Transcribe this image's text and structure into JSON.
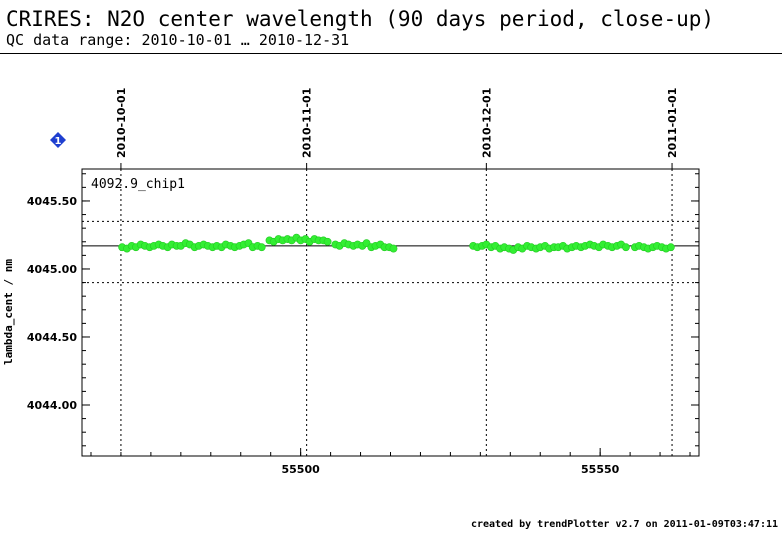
{
  "header": {
    "title": "CRIRES: N2O center wavelength (90 days period, close-up)",
    "subtitle": "QC data range: 2010-10-01 … 2010-12-31"
  },
  "footer": {
    "credit": "created by trendPlotter v2.7 on 2011-01-09T03:47:11"
  },
  "marker": {
    "label": "1",
    "color": "#1f3fd0"
  },
  "chart_data": {
    "type": "scatter",
    "panel_label": "4092.9_chip1",
    "ylabel": "lambda_cent / nm",
    "xlim": [
      55463.5,
      55566.5
    ],
    "ylim": [
      4043.625,
      4045.735
    ],
    "xticks": [
      55500,
      55550
    ],
    "yticks": [
      4044.0,
      4044.5,
      4045.0,
      4045.5
    ],
    "ytick_labels": [
      "4044.00",
      "4044.50",
      "4045.00",
      "4045.50"
    ],
    "top_axis": {
      "labels": [
        "2010-10-01",
        "2010-11-01",
        "2010-12-01",
        "2011-01-01"
      ],
      "mjd": [
        55470,
        55501,
        55531,
        55562
      ]
    },
    "reference_line": 4045.17,
    "limit_lines": [
      4045.35,
      4044.9
    ],
    "point_color": "#33ee33",
    "series": [
      {
        "x": [
          55470.2,
          55471.0,
          55471.8,
          55472.5,
          55473.3,
          55474.0,
          55474.8,
          55475.5,
          55476.3,
          55477.0,
          55477.8,
          55478.5,
          55479.3,
          55480.0,
          55480.8,
          55481.5,
          55482.3,
          55483.0,
          55483.8,
          55484.5,
          55485.3,
          55486.0,
          55486.8,
          55487.5,
          55488.3,
          55489.0,
          55489.8,
          55490.5,
          55491.3,
          55492.0,
          55492.8,
          55493.5,
          55494.8,
          55495.5,
          55496.3,
          55497.0,
          55497.8,
          55498.5,
          55499.3,
          55500.0,
          55500.8,
          55501.5,
          55502.3,
          55503.0,
          55503.8,
          55504.5,
          55505.8,
          55506.5,
          55507.3,
          55508.0,
          55508.8,
          55509.5,
          55510.3,
          55511.0,
          55511.8,
          55512.5,
          55513.3,
          55514.0,
          55514.8,
          55515.5,
          55528.8,
          55529.5,
          55530.3,
          55531.0,
          55531.8,
          55532.5,
          55533.3,
          55534.0,
          55534.8,
          55535.5,
          55536.3,
          55537.0,
          55537.8,
          55538.5,
          55539.3,
          55540.0,
          55540.8,
          55541.5,
          55542.3,
          55543.0,
          55543.8,
          55544.5,
          55545.3,
          55546.0,
          55546.8,
          55547.5,
          55548.3,
          55549.0,
          55549.8,
          55550.5,
          55551.3,
          55552.0,
          55552.8,
          55553.5,
          55554.3,
          55555.8,
          55556.5,
          55557.3,
          55558.0,
          55558.8,
          55559.5,
          55560.3,
          55561.0,
          55561.8
        ],
        "y": [
          4045.16,
          4045.15,
          4045.17,
          4045.16,
          4045.18,
          4045.17,
          4045.16,
          4045.17,
          4045.18,
          4045.17,
          4045.16,
          4045.18,
          4045.17,
          4045.17,
          4045.19,
          4045.18,
          4045.16,
          4045.17,
          4045.18,
          4045.17,
          4045.16,
          4045.17,
          4045.16,
          4045.18,
          4045.17,
          4045.16,
          4045.17,
          4045.18,
          4045.19,
          4045.16,
          4045.17,
          4045.16,
          4045.21,
          4045.2,
          4045.22,
          4045.21,
          4045.22,
          4045.21,
          4045.23,
          4045.21,
          4045.22,
          4045.2,
          4045.22,
          4045.21,
          4045.21,
          4045.2,
          4045.18,
          4045.17,
          4045.19,
          4045.18,
          4045.17,
          4045.18,
          4045.17,
          4045.19,
          4045.16,
          4045.17,
          4045.18,
          4045.16,
          4045.16,
          4045.15,
          4045.17,
          4045.16,
          4045.17,
          4045.18,
          4045.16,
          4045.17,
          4045.15,
          4045.16,
          4045.15,
          4045.14,
          4045.16,
          4045.15,
          4045.17,
          4045.16,
          4045.15,
          4045.16,
          4045.17,
          4045.15,
          4045.16,
          4045.16,
          4045.17,
          4045.15,
          4045.16,
          4045.17,
          4045.16,
          4045.17,
          4045.18,
          4045.17,
          4045.16,
          4045.18,
          4045.17,
          4045.16,
          4045.17,
          4045.18,
          4045.16,
          4045.16,
          4045.17,
          4045.16,
          4045.15,
          4045.16,
          4045.17,
          4045.16,
          4045.15,
          4045.16
        ]
      }
    ]
  }
}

OBJECTIVE =
Without the pictures, retype the whole of the material above exactly.

EXERCISE RESPONSE =
Transcribe this image's text and structure into JSON.
{
  "header": {
    "title": "CRIRES: N2O center wavelength (90 days period, close-up)",
    "subtitle": "QC data range: 2010-10-01 … 2010-12-31"
  },
  "footer": {
    "credit": "created by trendPlotter v2.7 on 2011-01-09T03:47:11"
  },
  "marker": {
    "label": "1",
    "color": "#1f3fd0"
  },
  "chart_data": {
    "type": "scatter",
    "panel_label": "4092.9_chip1",
    "ylabel": "lambda_cent / nm",
    "xlim": [
      55463.5,
      55566.5
    ],
    "ylim": [
      4043.625,
      4045.735
    ],
    "xticks": [
      55500,
      55550
    ],
    "yticks": [
      4044.0,
      4044.5,
      4045.0,
      4045.5
    ],
    "ytick_labels": [
      "4044.00",
      "4044.50",
      "4045.00",
      "4045.50"
    ],
    "top_axis": {
      "labels": [
        "2010-10-01",
        "2010-11-01",
        "2010-12-01",
        "2011-01-01"
      ],
      "mjd": [
        55470,
        55501,
        55531,
        55562
      ]
    },
    "reference_line": 4045.17,
    "limit_lines": [
      4045.35,
      4044.9
    ],
    "point_color": "#33ee33",
    "series": [
      {
        "x": [
          55470.2,
          55471.0,
          55471.8,
          55472.5,
          55473.3,
          55474.0,
          55474.8,
          55475.5,
          55476.3,
          55477.0,
          55477.8,
          55478.5,
          55479.3,
          55480.0,
          55480.8,
          55481.5,
          55482.3,
          55483.0,
          55483.8,
          55484.5,
          55485.3,
          55486.0,
          55486.8,
          55487.5,
          55488.3,
          55489.0,
          55489.8,
          55490.5,
          55491.3,
          55492.0,
          55492.8,
          55493.5,
          55494.8,
          55495.5,
          55496.3,
          55497.0,
          55497.8,
          55498.5,
          55499.3,
          55500.0,
          55500.8,
          55501.5,
          55502.3,
          55503.0,
          55503.8,
          55504.5,
          55505.8,
          55506.5,
          55507.3,
          55508.0,
          55508.8,
          55509.5,
          55510.3,
          55511.0,
          55511.8,
          55512.5,
          55513.3,
          55514.0,
          55514.8,
          55515.5,
          55528.8,
          55529.5,
          55530.3,
          55531.0,
          55531.8,
          55532.5,
          55533.3,
          55534.0,
          55534.8,
          55535.5,
          55536.3,
          55537.0,
          55537.8,
          55538.5,
          55539.3,
          55540.0,
          55540.8,
          55541.5,
          55542.3,
          55543.0,
          55543.8,
          55544.5,
          55545.3,
          55546.0,
          55546.8,
          55547.5,
          55548.3,
          55549.0,
          55549.8,
          55550.5,
          55551.3,
          55552.0,
          55552.8,
          55553.5,
          55554.3,
          55555.8,
          55556.5,
          55557.3,
          55558.0,
          55558.8,
          55559.5,
          55560.3,
          55561.0,
          55561.8
        ],
        "y": [
          4045.16,
          4045.15,
          4045.17,
          4045.16,
          4045.18,
          4045.17,
          4045.16,
          4045.17,
          4045.18,
          4045.17,
          4045.16,
          4045.18,
          4045.17,
          4045.17,
          4045.19,
          4045.18,
          4045.16,
          4045.17,
          4045.18,
          4045.17,
          4045.16,
          4045.17,
          4045.16,
          4045.18,
          4045.17,
          4045.16,
          4045.17,
          4045.18,
          4045.19,
          4045.16,
          4045.17,
          4045.16,
          4045.21,
          4045.2,
          4045.22,
          4045.21,
          4045.22,
          4045.21,
          4045.23,
          4045.21,
          4045.22,
          4045.2,
          4045.22,
          4045.21,
          4045.21,
          4045.2,
          4045.18,
          4045.17,
          4045.19,
          4045.18,
          4045.17,
          4045.18,
          4045.17,
          4045.19,
          4045.16,
          4045.17,
          4045.18,
          4045.16,
          4045.16,
          4045.15,
          4045.17,
          4045.16,
          4045.17,
          4045.18,
          4045.16,
          4045.17,
          4045.15,
          4045.16,
          4045.15,
          4045.14,
          4045.16,
          4045.15,
          4045.17,
          4045.16,
          4045.15,
          4045.16,
          4045.17,
          4045.15,
          4045.16,
          4045.16,
          4045.17,
          4045.15,
          4045.16,
          4045.17,
          4045.16,
          4045.17,
          4045.18,
          4045.17,
          4045.16,
          4045.18,
          4045.17,
          4045.16,
          4045.17,
          4045.18,
          4045.16,
          4045.16,
          4045.17,
          4045.16,
          4045.15,
          4045.16,
          4045.17,
          4045.16,
          4045.15,
          4045.16
        ]
      }
    ]
  }
}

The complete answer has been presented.